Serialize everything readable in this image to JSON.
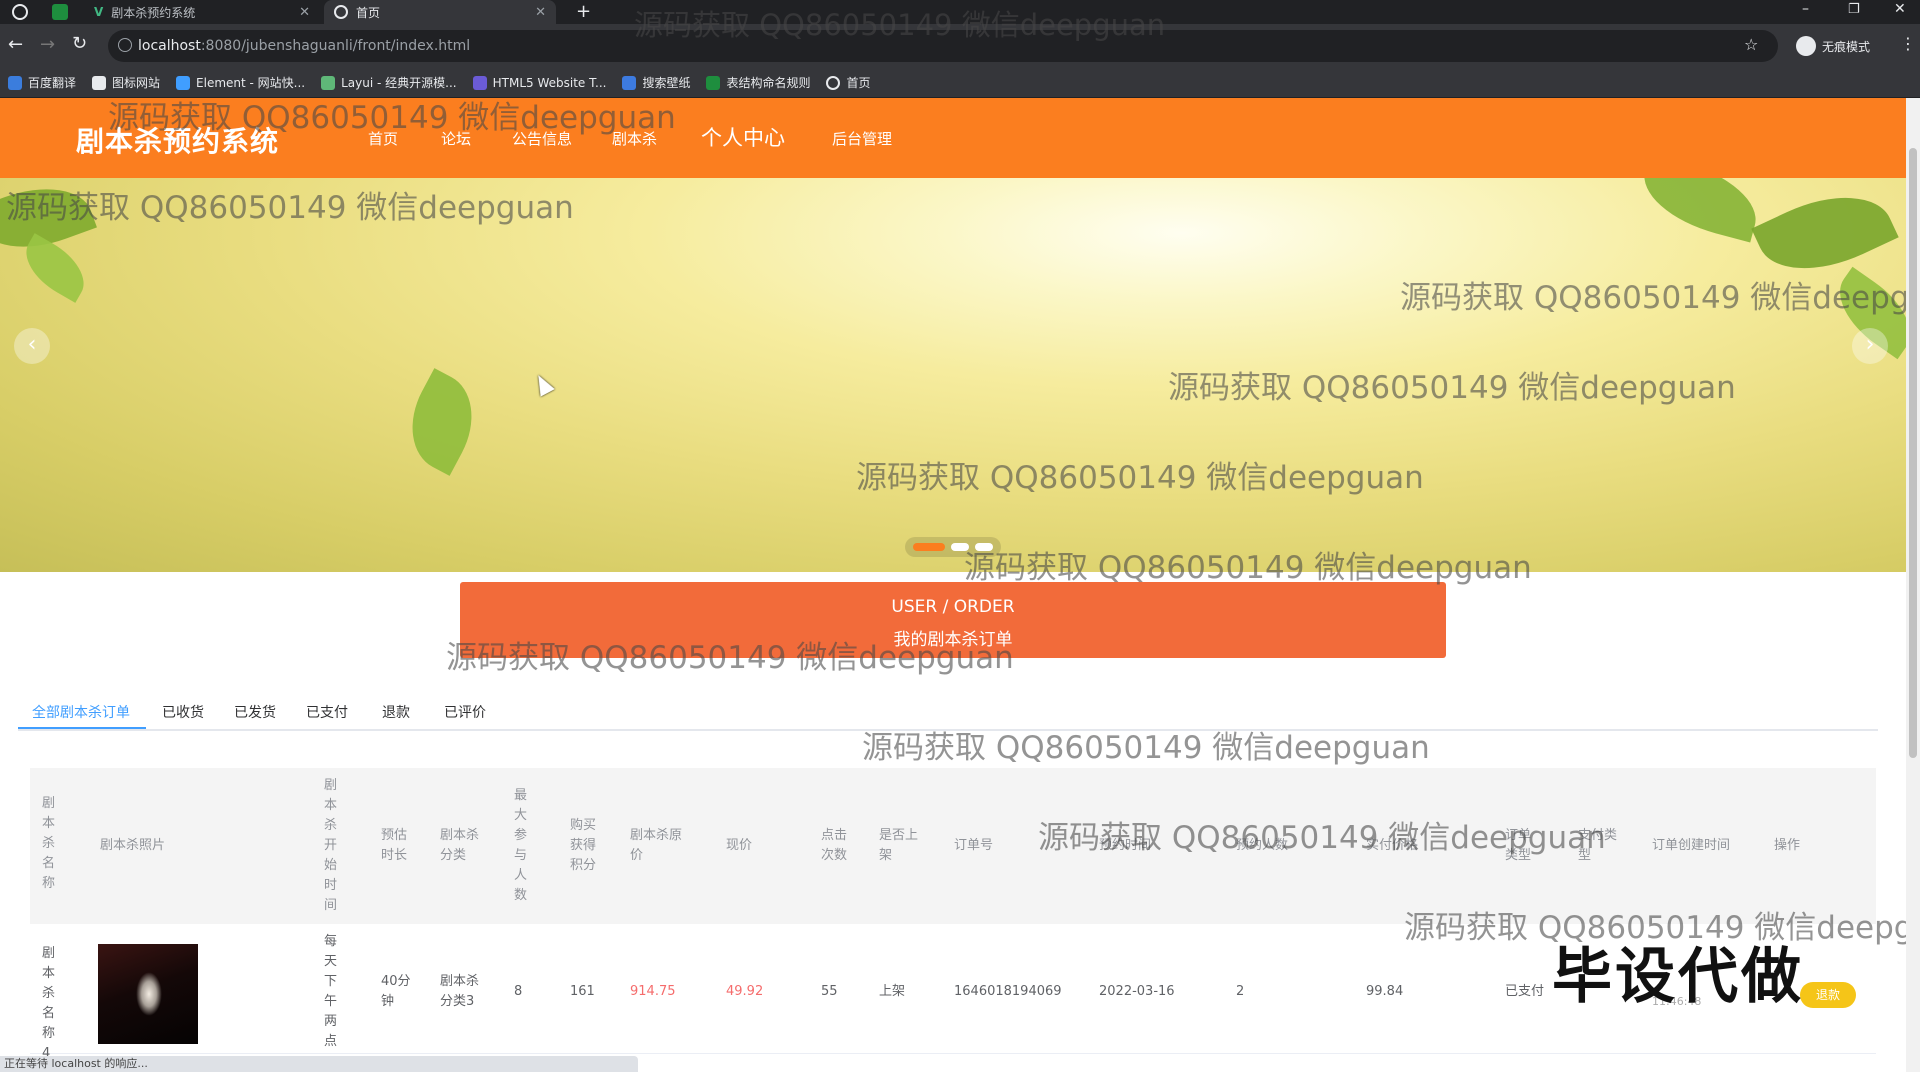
{
  "browser": {
    "tabs": [
      {
        "label": "剧本杀预约系统",
        "active": false
      },
      {
        "label": "首页",
        "active": true
      }
    ],
    "url_host": "localhost",
    "url_path": ":8080/jubenshaguanli/front/index.html",
    "profile_label": "无痕模式",
    "bookmarks": [
      "百度翻译",
      "图标网站",
      "Element - 网站快...",
      "Layui - 经典开源模...",
      "HTML5 Website T...",
      "搜索壁纸",
      "表结构命名规则",
      "首页"
    ],
    "status_text": "正在等待 localhost 的响应..."
  },
  "site": {
    "title": "剧本杀预约系统",
    "nav": [
      "首页",
      "论坛",
      "公告信息",
      "剧本杀",
      "个人中心",
      "后台管理"
    ]
  },
  "banner": {
    "prev_symbol": "‹",
    "next_symbol": "›"
  },
  "order_banner": {
    "en": "USER / ORDER",
    "zh": "我的剧本杀订单"
  },
  "order_tabs": [
    "全部剧本杀订单",
    "已收货",
    "已发货",
    "已支付",
    "退款",
    "已评价"
  ],
  "table": {
    "headers": [
      "剧本杀名称",
      "剧本杀照片",
      "剧本杀开始时间",
      "预估时长",
      "剧本杀分类",
      "最大参与人数",
      "购买获得积分",
      "剧本杀原价",
      "现价",
      "点击次数",
      "是否上架",
      "订单号",
      "预约时间",
      "预约人数",
      "实付价格",
      "订单类型",
      "支付类型",
      "订单创建时间",
      "操作"
    ],
    "row": {
      "name": "剧本杀名称4",
      "start_time": "每天下午两点",
      "duration": "40分钟",
      "category": "剧本杀分类3",
      "max_people": "8",
      "points": "161",
      "original_price": "914.75",
      "price": "49.92",
      "clicks": "55",
      "listed": "上架",
      "order_no": "1646018194069",
      "reserve_date": "2022-03-16",
      "reserve_count": "2",
      "paid": "99.84",
      "order_type": "已支付",
      "created_time_fragment": "11:46:48",
      "action": "退款"
    }
  },
  "watermark": "源码获取 QQ86050149 微信deepguan",
  "corner_stamp": "毕设代做"
}
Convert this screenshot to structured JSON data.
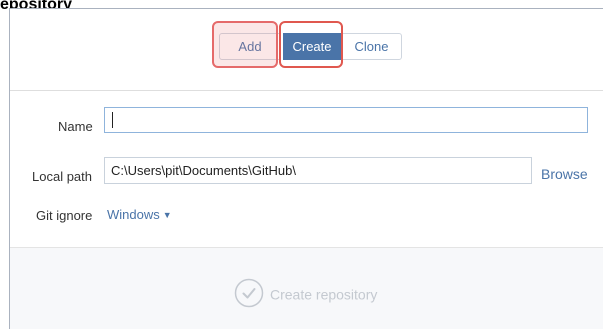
{
  "window": {
    "title_fragment": "epository"
  },
  "tabs": {
    "add_label": "Add",
    "create_label": "Create",
    "clone_label": "Clone",
    "selected": "Create"
  },
  "form": {
    "name_label": "Name",
    "name_value": "",
    "local_path_label": "Local path",
    "local_path_value": "C:\\Users\\pit\\Documents\\GitHub\\",
    "browse_label": "Browse",
    "git_ignore_label": "Git ignore",
    "git_ignore_value": "Windows"
  },
  "footer": {
    "create_repository_label": "Create repository",
    "create_repository_enabled": false
  },
  "colors": {
    "accent": "#4a74a8",
    "highlight": "#e56a6a",
    "disabled": "#c4c9d0"
  },
  "icons": {
    "checkmark": "check-circle-icon",
    "dropdown": "chevron-down-icon"
  }
}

=== What you need to do ===
Show each line of the data that contains the string "JSON".

=== Task output ===
Serialize everything readable in this image to JSON.
Convert this screenshot to structured JSON data.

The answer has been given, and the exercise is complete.